-- Supplied records start --
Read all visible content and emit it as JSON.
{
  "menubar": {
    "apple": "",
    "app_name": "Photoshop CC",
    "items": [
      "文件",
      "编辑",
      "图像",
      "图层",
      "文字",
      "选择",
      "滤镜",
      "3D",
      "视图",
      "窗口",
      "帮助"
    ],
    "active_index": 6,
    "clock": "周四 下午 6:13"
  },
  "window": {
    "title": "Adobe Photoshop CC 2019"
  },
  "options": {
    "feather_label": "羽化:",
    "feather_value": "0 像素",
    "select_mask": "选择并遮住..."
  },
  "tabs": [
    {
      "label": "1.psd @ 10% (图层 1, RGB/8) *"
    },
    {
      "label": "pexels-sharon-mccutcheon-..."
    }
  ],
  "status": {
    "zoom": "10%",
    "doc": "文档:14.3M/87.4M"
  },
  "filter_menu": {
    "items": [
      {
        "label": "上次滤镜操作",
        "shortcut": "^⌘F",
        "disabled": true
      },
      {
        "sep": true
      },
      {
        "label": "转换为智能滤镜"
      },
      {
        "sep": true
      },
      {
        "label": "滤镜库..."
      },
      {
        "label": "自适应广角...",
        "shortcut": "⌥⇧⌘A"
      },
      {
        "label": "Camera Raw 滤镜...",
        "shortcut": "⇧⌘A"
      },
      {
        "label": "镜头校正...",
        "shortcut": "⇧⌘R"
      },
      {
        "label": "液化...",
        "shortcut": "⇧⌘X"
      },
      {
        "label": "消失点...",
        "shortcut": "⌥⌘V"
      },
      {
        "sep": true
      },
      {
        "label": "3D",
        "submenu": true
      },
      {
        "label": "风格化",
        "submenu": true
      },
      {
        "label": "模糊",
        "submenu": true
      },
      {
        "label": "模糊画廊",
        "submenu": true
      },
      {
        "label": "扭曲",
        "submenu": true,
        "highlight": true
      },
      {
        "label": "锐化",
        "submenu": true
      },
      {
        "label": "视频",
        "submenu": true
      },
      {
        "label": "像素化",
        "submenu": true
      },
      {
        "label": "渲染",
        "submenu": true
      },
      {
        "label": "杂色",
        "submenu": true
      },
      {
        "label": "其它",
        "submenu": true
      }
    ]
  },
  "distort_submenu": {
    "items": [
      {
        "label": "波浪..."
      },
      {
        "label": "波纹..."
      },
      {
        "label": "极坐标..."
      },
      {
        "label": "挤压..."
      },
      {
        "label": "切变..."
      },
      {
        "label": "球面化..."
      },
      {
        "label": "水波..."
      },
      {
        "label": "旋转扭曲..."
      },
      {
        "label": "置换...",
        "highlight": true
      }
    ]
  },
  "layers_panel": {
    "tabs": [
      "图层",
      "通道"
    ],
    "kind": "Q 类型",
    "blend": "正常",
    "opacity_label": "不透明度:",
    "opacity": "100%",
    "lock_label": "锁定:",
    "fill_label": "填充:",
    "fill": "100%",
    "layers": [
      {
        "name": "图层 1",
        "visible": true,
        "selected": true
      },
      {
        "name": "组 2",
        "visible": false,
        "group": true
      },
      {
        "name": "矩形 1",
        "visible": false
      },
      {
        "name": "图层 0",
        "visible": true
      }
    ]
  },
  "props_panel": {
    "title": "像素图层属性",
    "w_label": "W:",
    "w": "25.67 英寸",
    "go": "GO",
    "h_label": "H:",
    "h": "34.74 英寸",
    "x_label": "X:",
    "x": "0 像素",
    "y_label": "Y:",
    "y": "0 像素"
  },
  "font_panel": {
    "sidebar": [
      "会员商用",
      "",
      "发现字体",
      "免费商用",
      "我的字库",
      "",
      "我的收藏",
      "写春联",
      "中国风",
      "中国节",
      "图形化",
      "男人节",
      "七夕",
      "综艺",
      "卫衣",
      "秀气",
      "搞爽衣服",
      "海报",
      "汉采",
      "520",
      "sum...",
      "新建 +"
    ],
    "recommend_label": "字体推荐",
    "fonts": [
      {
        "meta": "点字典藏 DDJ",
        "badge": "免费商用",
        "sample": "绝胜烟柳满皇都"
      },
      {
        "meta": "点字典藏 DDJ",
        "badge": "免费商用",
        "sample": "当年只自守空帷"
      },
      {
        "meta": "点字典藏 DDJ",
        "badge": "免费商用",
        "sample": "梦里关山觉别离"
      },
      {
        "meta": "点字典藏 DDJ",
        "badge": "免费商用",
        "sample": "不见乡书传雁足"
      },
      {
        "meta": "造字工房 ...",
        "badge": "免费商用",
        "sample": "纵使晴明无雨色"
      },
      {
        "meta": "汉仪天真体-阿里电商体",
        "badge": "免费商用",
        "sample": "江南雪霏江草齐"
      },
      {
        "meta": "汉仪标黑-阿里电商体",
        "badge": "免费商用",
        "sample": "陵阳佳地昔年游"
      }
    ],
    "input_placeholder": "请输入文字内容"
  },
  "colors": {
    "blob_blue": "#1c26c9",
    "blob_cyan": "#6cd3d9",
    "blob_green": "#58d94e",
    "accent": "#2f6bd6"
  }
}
-- Supplied records end --
→ Goal
Only lines that contain the word "title" are wanted; copy each of them.

→ Exercise solution
    "title": "Adobe Photoshop CC 2019"
    "title": "像素图层属性",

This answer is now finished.